§ **What is needed**
Using the data that follows, report how many lines include "failure"; output no other text.

§ **Data extract**
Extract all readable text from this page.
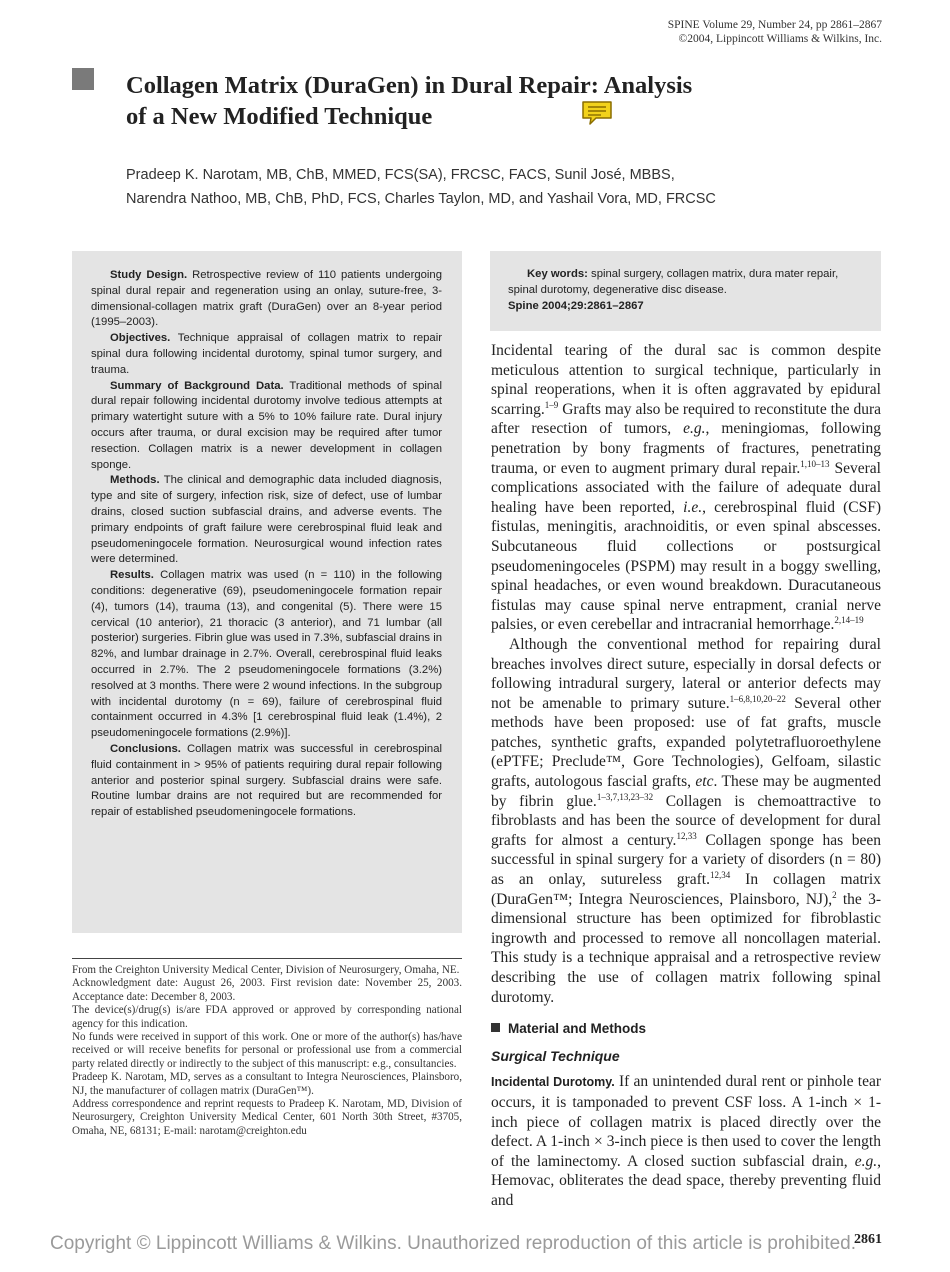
SPINE Volume 29, Number 24, pp 2861–2867
©2004, Lippincott Williams & Wilkins, Inc.
Collagen Matrix (DuraGen) in Dural Repair: Analysis
of a New Modified Technique
Pradeep K. Narotam, MB, ChB, MMED, FCS(SA), FRCSC, FACS, Sunil José, MBBS,
Narendra Nathoo, MB, ChB, PhD, FCS, Charles Taylon, MD, and Yashail Vora, MD, FRCSC

Study Design. Retrospective review of 110 patients undergoing spinal dural repair and regeneration using an onlay, suture-free, 3-dimensional-collagen matrix graft (DuraGen) over an 8-year period (1995–2003).

Objectives. Technique appraisal of collagen matrix to repair spinal dura following incidental durotomy, spinal tumor surgery, and trauma.

Summary of Background Data. Traditional methods of spinal dural repair following incidental durotomy involve tedious attempts at primary watertight suture with a 5% to 10% failure rate. Dural injury occurs after trauma, or dural excision may be required after tumor resection. Collagen matrix is a newer development in collagen sponge.

Methods. The clinical and demographic data included diagnosis, type and site of surgery, infection risk, size of defect, use of lumbar drains, closed suction subfascial drains, and adverse events. The primary endpoints of graft failure were cerebrospinal fluid leak and pseudomeningocele formation. Neurosurgical wound infection rates were determined.

Results. Collagen matrix was used (n = 110) in the following conditions: degenerative (69), pseudomeningocele formation repair (4), tumors (14), trauma (13), and congenital (5). There were 15 cervical (10 anterior), 21 thoracic (3 anterior), and 71 lumbar (all posterior) surgeries. Fibrin glue was used in 7.3%, subfascial drains in 82%, and lumbar drainage in 2.7%. Overall, cerebrospinal fluid leaks occurred in 2.7%. The 2 pseudomeningocele formations (3.2%) resolved at 3 months. There were 2 wound infections. In the subgroup with incidental durotomy (n = 69), failure of cerebrospinal fluid containment occurred in 4.3% [1 cerebrospinal fluid leak (1.4%), 2 pseudomeningocele formations (2.9%)].

Conclusions. Collagen matrix was successful in cerebrospinal fluid containment in > 95% of patients requiring dural repair following anterior and posterior spinal surgery. Subfascial drains were safe. Routine lumbar drains are not required but are recommended for repair of established pseudomeningocele formations.

Key words: spinal surgery, collagen matrix, dura mater repair, spinal durotomy, degenerative disc disease.

Spine 2004;29:2861–2867

From the Creighton University Medical Center, Division of Neurosurgery, Omaha, NE.

Acknowledgment date: August 26, 2003. First revision date: November 25, 2003. Acceptance date: December 8, 2003.

The device(s)/drug(s) is/are FDA approved or approved by corresponding national agency for this indication.

No funds were received in support of this work. One or more of the author(s) has/have received or will receive benefits for personal or professional use from a commercial party related directly or indirectly to the subject of this manuscript: e.g., consultancies.

Pradeep K. Narotam, MD, serves as a consultant to Integra Neurosciences, Plainsboro, NJ, the manufacturer of collagen matrix (DuraGen™).

Address correspondence and reprint requests to Pradeep K. Narotam, MD, Division of Neurosurgery, Creighton University Medical Center, 601 North 30th Street, #3705, Omaha, NE, 68131; E-mail: narotam@creighton.edu

Incidental tearing of the dural sac is common despite meticulous attention to surgical technique, particularly in spinal reoperations, when it is often aggravated by epidural scarring.$^{1-9}$ Grafts may also be required to reconstitute the dura after resection of tumors, e.g., meningiomas, following penetration by bony fragments of fractures, penetrating trauma, or even to augment primary dural repair.$^{1,10-13}$ Several complications associated with the failure of adequate dural healing have been reported, i.e., cerebrospinal fluid (CSF) fistulas, meningitis, arachnoiditis, or even spinal abscesses. Subcutaneous fluid collections or postsurgical pseudomeningoceles (PSPM) may result in a boggy swelling, spinal headaches, or even wound breakdown. Duracutaneous fistulas may cause spinal nerve entrapment, cranial nerve palsies, or even cerebellar and intracranial hemorrhage.$^{2,14-19}$

Although the conventional method for repairing dural breaches involves direct suture, especially in dorsal defects or following intradural surgery, lateral or anterior defects may not be amenable to primary suture.$^{1-6,8,10,20-22}$ Several other methods have been proposed: use of fat grafts, muscle patches, synthetic grafts, expanded polytetrafluoroethylene (ePTFE; Preclude™, Gore Technologies), Gelfoam, silastic grafts, autologous fascial grafts, etc. These may be augmented by fibrin glue.$^{1-3,7,13,23-32}$ Collagen is chemoattractive to fibroblasts and has been the source of development for dural grafts for almost a century.$^{12,33}$ Collagen sponge has been successful in spinal surgery for a variety of disorders (n = 80) as an onlay, sutureless graft.$^{12,34}$ In collagen matrix (DuraGen™; Integra Neurosciences, Plainsboro, NJ),$^2$ the 3-dimensional structure has been optimized for fibroblastic ingrowth and processed to remove all noncollagen material. This study is a technique appraisal and a retrospective review describing the use of collagen matrix following spinal durotomy.

Material and Methods

Surgical Technique

Incidental Durotomy. If an unintended dural rent or pinhole tear occurs, it is tamponaded to prevent CSF loss. A 1-inch × 1-inch piece of collagen matrix is placed directly over the defect. A 1-inch × 3-inch piece is then used to cover the length of the laminectomy. A closed suction subfascial drain, e.g., Hemovac, obliterates the dead space, thereby preventing fluid and

2861
Copyright © Lippincott Williams & Wilkins. Unauthorized reproduction of this article is prohibited.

§ **Response to the exercise**
4